— Start Dataset extract —

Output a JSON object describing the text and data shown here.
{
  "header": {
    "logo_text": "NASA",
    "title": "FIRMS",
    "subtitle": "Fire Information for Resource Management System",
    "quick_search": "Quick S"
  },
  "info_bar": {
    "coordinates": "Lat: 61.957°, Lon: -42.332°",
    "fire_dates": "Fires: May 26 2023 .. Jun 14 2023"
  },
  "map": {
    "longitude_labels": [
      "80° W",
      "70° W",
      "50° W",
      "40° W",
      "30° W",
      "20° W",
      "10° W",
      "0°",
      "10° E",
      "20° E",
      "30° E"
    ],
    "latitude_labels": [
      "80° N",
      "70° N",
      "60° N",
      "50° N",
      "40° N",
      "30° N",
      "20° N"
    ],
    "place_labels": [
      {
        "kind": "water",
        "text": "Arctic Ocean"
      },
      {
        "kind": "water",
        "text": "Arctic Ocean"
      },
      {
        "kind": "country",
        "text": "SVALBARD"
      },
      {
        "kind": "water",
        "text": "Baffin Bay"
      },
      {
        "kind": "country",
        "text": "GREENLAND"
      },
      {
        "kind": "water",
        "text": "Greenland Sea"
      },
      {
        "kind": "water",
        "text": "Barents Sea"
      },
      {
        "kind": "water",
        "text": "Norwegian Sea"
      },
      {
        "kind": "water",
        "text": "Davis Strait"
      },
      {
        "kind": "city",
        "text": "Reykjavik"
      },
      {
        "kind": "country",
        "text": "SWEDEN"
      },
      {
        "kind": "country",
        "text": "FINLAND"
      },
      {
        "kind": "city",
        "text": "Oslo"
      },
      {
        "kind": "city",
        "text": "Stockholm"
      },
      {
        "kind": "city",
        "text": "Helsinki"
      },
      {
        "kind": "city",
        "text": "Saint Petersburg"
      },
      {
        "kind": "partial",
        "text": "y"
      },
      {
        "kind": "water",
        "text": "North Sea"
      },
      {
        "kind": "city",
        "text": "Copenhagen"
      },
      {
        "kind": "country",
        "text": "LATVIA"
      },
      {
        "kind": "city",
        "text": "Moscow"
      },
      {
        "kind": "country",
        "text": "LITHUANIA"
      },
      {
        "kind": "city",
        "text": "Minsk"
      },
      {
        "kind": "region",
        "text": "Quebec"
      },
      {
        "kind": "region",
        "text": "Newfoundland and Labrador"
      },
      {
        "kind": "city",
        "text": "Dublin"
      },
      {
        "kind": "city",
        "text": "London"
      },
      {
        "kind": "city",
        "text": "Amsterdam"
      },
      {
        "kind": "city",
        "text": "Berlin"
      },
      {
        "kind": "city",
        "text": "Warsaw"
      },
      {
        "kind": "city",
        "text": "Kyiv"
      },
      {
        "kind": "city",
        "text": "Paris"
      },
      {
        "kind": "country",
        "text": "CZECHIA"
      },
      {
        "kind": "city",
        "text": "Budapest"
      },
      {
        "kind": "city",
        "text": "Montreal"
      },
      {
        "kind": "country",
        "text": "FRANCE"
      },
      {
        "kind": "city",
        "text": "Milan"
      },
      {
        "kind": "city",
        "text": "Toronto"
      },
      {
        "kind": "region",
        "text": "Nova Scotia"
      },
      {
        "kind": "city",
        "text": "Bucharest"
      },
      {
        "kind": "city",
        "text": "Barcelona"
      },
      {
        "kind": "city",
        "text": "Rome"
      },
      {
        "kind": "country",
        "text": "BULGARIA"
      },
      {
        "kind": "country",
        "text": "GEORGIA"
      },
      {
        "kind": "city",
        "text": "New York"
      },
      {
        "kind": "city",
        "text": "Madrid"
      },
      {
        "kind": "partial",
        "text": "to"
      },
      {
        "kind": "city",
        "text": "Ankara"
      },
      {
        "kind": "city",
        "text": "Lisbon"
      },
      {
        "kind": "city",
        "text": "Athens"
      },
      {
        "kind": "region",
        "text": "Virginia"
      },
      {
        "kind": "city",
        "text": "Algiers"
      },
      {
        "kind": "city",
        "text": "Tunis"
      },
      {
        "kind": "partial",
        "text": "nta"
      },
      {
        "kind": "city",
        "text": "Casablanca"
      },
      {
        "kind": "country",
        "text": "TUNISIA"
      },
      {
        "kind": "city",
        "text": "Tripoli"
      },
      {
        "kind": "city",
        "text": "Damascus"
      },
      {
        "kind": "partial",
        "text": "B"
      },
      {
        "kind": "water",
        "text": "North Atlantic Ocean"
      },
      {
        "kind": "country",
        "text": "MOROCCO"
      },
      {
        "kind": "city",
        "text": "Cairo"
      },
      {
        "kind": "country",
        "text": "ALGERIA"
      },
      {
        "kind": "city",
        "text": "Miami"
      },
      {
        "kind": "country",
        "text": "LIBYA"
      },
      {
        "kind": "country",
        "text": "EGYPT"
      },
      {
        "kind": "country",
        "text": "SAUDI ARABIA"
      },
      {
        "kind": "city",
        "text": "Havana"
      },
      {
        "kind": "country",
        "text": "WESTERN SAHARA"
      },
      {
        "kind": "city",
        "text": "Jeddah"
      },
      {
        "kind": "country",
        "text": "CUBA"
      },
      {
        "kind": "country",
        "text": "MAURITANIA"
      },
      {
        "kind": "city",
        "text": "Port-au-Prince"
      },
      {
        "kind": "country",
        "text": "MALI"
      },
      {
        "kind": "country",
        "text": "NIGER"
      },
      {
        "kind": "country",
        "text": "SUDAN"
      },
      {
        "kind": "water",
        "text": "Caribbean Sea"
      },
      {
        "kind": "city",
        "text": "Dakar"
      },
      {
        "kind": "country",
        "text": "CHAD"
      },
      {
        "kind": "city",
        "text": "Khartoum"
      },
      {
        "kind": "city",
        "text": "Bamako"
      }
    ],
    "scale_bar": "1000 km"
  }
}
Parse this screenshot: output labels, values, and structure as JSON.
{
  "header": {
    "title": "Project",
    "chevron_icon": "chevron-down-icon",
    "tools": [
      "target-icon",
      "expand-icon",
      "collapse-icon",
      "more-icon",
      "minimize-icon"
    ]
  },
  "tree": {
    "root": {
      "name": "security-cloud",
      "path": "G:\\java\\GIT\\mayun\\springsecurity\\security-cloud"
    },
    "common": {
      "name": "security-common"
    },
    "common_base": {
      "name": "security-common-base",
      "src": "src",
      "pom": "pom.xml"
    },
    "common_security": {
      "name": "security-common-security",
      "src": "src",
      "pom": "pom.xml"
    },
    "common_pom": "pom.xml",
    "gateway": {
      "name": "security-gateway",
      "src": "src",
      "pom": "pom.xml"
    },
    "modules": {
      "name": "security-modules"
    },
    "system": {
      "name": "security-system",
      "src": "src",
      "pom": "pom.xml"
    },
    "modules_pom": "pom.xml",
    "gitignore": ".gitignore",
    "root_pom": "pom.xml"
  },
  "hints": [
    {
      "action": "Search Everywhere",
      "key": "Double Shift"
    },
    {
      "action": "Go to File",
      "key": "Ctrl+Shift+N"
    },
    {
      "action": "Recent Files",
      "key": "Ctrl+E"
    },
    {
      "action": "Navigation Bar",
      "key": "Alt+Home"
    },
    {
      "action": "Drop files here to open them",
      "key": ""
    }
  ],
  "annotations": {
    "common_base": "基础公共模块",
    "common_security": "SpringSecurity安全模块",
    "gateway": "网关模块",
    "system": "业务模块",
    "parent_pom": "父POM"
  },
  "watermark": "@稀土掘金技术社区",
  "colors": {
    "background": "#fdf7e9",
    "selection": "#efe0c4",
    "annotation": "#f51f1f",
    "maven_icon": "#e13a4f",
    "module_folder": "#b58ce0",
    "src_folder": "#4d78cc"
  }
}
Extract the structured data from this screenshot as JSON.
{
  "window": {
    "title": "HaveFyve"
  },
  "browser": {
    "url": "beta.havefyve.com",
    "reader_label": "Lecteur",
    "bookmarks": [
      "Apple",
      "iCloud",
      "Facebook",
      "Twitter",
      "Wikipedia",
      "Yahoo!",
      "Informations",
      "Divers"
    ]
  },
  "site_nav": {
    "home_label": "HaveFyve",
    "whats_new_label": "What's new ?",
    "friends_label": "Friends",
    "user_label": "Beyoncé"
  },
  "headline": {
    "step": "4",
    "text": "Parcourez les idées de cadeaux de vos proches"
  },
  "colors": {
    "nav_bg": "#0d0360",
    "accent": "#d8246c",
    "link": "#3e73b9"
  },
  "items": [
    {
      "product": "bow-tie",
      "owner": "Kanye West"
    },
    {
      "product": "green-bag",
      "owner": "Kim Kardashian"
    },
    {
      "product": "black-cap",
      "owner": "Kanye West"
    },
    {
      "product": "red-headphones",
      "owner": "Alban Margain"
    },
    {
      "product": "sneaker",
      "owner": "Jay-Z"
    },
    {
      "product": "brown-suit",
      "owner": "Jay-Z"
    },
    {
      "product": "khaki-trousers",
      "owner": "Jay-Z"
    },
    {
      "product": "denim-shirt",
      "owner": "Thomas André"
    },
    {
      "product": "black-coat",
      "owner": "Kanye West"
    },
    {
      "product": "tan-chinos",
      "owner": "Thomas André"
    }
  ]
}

— End Dataset extract —

Using the listing above, gather each line that holds the string "JSON" and copy it.

**The completed task:**
Output a JSON object describing the text and data shown here.
Parse this screenshot: output labels, values, and structure as JSON.
Extract the structured data from this screenshot as JSON.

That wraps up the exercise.